WRITTEN TASK - Copy out the data below as written; omit any images.

Stored items -
* Start *

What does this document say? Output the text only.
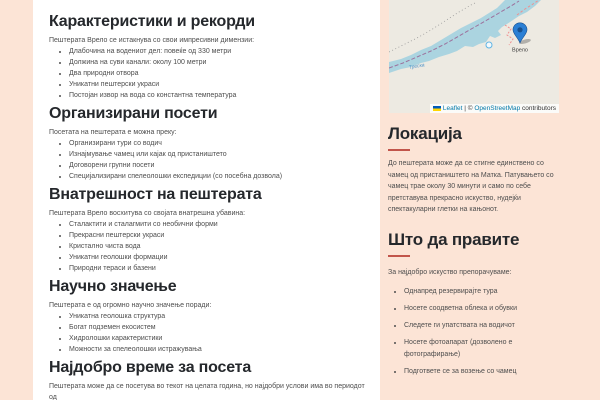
Карактеристики и рекорди

Пештерата Врело се истакнува со свои импресивни димензии:

• Длабочина на водениот дел: повеќе од 330 метри
• Должина на суви канали: околу 100 метри
• Два природни отвора
• Уникатни пештерски украси
• Постојан извор на вода со константна температура
Организирани посети

Посетата на пештерата е можна преку:

• Организирани тури со водич
• Изнајмување чамец или кајак од пристаништето
• Договорени групни посети
• Специјализирани спелеолошки експедиции (со посебна дозвола)
Внатрешност на пештерата

Пештерата Врело восхитува со својата внатрешна убавина:

• Сталактити и сталагмити со необични форми
• Прекрасни пештерски украси
• Кристално чиста вода
• Уникатни геолошки формации
• Природни тераси и базени
Научно значење

Пештерата е од огромно научно значење поради:

• Уникатна геолошка структура
• Богат подземен екосистем
• Хидролошки карактеристики
• Можности за спелеолошки истражувања
Најдобро време за посета

Пештерата може да се посетува во текот на целата година, но најдобри услови има во периодот од

Треска
Врело
Leaflet | © OpenStreetMap contributors
Локација

До пештерата може да се стигне единствено со чамец од пристаништето на Матка. Патувањето со чамец трае околу 30 минути и само по себе претставува прекрасно искуство, нудејќи спектакуларни глетки на кањонот.

Што да правите

За најдобро искуство препорачуваме:

• Однапред резервирајте тура
• Носете соодветна облека и обувки
• Следете ги упатствата на водичот
• Носете фотоапарат (дозволено е фотографирање)
• Подгответе се за возење со чамец
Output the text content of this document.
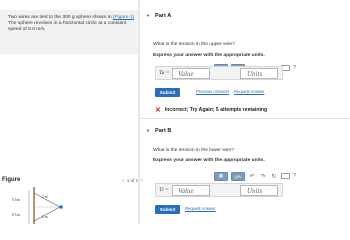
Two wires are tied to the 300 g sphere shown in (Figure 1) The sphere revolves in a horizontal circle at a constant speed of 8.0 m/s.
Figure	< 1 of 1 >
2 m
2 m
0.5 m
0.5 m
▼ Part A
What is the tension in the upper wire?
Express your answer with the appropriate units.
?
Tu =	Value	Units
Submit	Previous Answers Request Answer
✕ Incorrect; Try Again; 5 attempts remaining
▼ Part B
What is the tension in the lower wire?
Express your answer with the appropriate units.
▦	μA	↶ ↷ ↻	?
Tl =	Value	Units
Submit	Request Answer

* End *

OUTPUT OF THE EXERCISE -
What does this document say? Output the text only.
Карактеристики и рекорди

Пештерата Врело се истакнува со свои импресивни димензии:

• Длабочина на водениот дел: повеќе од 330 метри
• Должина на суви канали: околу 100 метри
• Два природни отвора
• Уникатни пештерски украси
• Постојан извор на вода со константна температура
Организирани посети

Посетата на пештерата е можна преку:

• Организирани тури со водич
• Изнајмување чамец или кајак од пристаништето
• Договорени групни посети
• Специјализирани спелеолошки експедиции (со посебна дозвола)
Внатрешност на пештерата

Пештерата Врело восхитува со својата внатрешна убавина:

• Сталактити и сталагмити со необични форми
• Прекрасни пештерски украси
• Кристално чиста вода
• Уникатни геолошки формации
• Природни тераси и базени
Научно значење

Пештерата е од огромно научно значење поради:

• Уникатна геолошка структура
• Богат подземен екосистем
• Хидролошки карактеристики
• Можности за спелеолошки истражувања
Најдобро време за посета

Пештерата може да се посетува во текот на целата година, но најдобри услови има во периодот од

Треска
Врело
Leaflet | © OpenStreetMap contributors
Локација

До пештерата може да се стигне единствено со чамец од пристаништето на Матка. Патувањето со чамец трае околу 30 минути и само по себе претставува прекрасно искуство, нудејќи спектакуларни глетки на кањонот.

Што да правите

За најдобро искуство препорачуваме:

• Однапред резервирајте тура
• Носете соодветна облека и обувки
• Следете ги упатствата на водичот
• Носете фотоапарат (дозволено е фотографирање)
• Подгответе се за возење со чамец
Output the text content of this document.
Two wires are tied to the 300 g sphere shown in (Figure 1) The sphere revolves in a horizontal circle at a constant speed of 8.0 m/s.
Figure	< 1 of 1 >
2 m
2 m
0.5 m
0.5 m
▼ Part A
What is the tension in the upper wire?
Express your answer with the appropriate units.
?
Tu =	Value	Units
Submit	Previous Answers Request Answer
✕ Incorrect; Try Again; 5 attempts remaining
▼ Part B
What is the tension in the lower wire?
Express your answer with the appropriate units.
▦	μA	↶ ↷ ↻	?
Tl =	Value	Units
Submit	Request Answer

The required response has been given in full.